| Instructions to follow |
Review the listing and copy each line that holds the word "Sprite".

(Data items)
··········

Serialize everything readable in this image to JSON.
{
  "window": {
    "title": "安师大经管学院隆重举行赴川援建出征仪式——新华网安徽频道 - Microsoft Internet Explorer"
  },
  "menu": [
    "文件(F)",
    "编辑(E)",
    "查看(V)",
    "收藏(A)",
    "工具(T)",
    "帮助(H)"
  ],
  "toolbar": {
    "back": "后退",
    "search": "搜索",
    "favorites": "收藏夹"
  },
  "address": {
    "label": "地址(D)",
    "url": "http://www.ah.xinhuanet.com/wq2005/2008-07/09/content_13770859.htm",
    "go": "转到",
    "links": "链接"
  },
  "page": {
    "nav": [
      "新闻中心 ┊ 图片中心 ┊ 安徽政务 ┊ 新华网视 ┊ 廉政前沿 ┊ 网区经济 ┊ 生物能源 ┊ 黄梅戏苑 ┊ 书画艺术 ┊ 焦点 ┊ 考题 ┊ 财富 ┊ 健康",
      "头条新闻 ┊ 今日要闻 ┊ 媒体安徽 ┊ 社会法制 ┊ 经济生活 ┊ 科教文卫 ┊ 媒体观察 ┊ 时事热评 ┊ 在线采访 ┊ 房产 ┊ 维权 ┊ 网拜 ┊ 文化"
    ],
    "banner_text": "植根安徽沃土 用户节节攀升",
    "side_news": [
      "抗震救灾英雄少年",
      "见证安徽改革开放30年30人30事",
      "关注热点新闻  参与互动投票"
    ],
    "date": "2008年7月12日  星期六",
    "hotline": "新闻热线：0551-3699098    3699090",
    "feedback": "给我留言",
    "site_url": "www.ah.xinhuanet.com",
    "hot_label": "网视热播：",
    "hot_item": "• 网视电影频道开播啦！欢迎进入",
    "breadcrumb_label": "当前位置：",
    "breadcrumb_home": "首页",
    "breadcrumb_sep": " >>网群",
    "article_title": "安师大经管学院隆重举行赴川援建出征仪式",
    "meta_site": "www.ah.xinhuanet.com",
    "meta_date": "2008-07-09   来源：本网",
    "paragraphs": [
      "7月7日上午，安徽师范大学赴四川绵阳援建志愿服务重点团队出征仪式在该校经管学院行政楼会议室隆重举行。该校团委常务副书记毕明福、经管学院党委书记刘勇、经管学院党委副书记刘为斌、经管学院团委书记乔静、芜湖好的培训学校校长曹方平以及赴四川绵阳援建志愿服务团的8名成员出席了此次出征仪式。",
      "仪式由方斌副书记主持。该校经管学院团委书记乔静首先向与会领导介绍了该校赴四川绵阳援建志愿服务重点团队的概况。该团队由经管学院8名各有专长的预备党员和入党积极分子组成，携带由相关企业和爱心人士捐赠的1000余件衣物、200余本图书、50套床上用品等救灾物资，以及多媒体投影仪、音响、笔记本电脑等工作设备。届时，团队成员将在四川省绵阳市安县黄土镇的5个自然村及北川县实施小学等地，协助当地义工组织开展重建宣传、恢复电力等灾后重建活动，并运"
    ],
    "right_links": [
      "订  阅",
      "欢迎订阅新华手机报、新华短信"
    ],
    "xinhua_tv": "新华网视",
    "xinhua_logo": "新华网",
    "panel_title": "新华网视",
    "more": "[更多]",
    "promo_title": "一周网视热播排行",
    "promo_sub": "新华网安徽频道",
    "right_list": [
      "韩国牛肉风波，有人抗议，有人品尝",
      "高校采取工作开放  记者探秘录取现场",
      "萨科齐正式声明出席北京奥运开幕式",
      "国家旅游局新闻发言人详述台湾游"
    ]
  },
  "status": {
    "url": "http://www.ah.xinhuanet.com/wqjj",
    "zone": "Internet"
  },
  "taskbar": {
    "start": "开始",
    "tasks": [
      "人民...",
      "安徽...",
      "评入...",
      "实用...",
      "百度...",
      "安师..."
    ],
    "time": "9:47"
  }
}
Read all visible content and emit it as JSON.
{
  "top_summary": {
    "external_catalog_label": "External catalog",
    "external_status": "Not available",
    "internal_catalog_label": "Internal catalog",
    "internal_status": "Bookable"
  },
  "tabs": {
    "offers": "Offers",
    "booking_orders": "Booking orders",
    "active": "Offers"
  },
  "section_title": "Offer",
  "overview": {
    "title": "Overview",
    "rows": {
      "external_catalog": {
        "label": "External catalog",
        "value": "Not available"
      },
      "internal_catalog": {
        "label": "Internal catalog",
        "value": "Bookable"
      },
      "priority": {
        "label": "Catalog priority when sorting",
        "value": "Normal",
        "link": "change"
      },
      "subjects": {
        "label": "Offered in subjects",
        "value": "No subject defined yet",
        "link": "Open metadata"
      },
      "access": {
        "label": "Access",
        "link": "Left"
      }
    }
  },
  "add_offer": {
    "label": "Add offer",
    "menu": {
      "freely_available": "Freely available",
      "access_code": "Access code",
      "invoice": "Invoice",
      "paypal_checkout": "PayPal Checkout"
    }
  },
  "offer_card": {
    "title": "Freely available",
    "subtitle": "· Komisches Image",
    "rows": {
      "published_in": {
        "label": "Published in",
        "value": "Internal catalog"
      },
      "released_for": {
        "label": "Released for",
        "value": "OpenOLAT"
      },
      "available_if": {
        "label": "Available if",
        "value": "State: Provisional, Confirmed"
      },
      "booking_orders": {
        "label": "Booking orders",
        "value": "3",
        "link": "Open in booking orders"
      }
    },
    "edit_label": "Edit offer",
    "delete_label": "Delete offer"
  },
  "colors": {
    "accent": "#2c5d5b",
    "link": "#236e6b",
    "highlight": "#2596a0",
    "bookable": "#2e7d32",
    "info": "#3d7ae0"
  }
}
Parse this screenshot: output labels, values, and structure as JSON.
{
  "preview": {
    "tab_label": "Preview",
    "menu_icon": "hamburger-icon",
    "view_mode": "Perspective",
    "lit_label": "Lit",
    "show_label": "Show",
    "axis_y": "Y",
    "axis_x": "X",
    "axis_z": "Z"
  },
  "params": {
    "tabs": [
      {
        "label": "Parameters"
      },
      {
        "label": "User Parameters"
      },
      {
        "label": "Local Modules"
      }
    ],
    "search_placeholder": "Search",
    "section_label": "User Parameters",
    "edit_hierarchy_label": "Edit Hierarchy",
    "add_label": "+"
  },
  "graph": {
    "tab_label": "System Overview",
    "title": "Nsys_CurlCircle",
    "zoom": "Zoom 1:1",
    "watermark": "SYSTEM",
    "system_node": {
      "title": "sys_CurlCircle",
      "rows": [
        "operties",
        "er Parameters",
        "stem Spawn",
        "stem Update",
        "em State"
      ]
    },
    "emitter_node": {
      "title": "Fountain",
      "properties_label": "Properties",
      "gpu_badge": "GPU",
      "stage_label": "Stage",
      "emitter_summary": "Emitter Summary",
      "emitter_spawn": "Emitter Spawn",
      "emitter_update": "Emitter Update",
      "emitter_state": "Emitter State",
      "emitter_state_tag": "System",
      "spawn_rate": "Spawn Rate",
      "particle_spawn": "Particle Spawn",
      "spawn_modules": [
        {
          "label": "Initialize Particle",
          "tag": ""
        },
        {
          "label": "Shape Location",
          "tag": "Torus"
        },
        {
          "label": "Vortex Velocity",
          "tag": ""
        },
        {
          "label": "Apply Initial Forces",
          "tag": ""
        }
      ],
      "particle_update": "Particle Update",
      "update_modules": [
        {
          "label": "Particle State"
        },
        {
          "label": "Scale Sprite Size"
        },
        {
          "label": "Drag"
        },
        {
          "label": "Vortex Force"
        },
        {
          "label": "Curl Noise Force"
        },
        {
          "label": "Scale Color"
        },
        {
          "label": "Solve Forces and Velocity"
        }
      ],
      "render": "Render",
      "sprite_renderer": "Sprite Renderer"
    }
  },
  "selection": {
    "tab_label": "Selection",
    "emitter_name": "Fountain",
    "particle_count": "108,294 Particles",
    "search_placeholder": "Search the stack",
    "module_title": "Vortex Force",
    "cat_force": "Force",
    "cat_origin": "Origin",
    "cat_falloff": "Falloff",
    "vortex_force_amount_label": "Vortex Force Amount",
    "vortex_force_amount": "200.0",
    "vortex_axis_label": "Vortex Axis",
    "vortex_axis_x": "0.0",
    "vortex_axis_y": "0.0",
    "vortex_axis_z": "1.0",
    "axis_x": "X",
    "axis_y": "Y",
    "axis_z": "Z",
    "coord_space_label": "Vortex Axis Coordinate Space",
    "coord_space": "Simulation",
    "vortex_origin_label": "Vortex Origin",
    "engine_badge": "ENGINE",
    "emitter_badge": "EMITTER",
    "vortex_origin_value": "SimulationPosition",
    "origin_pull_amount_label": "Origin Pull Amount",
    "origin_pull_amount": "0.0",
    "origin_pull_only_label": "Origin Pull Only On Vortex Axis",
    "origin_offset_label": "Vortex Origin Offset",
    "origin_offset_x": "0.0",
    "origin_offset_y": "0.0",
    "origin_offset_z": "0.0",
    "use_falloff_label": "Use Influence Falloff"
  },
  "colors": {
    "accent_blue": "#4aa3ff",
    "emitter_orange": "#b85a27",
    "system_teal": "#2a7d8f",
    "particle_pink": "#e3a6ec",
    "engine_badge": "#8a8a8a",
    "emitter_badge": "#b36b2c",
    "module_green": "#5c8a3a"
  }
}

··········

| Result of this task |
          "label": "Scale Sprite Size"
      "sprite_renderer": "Sprite Renderer"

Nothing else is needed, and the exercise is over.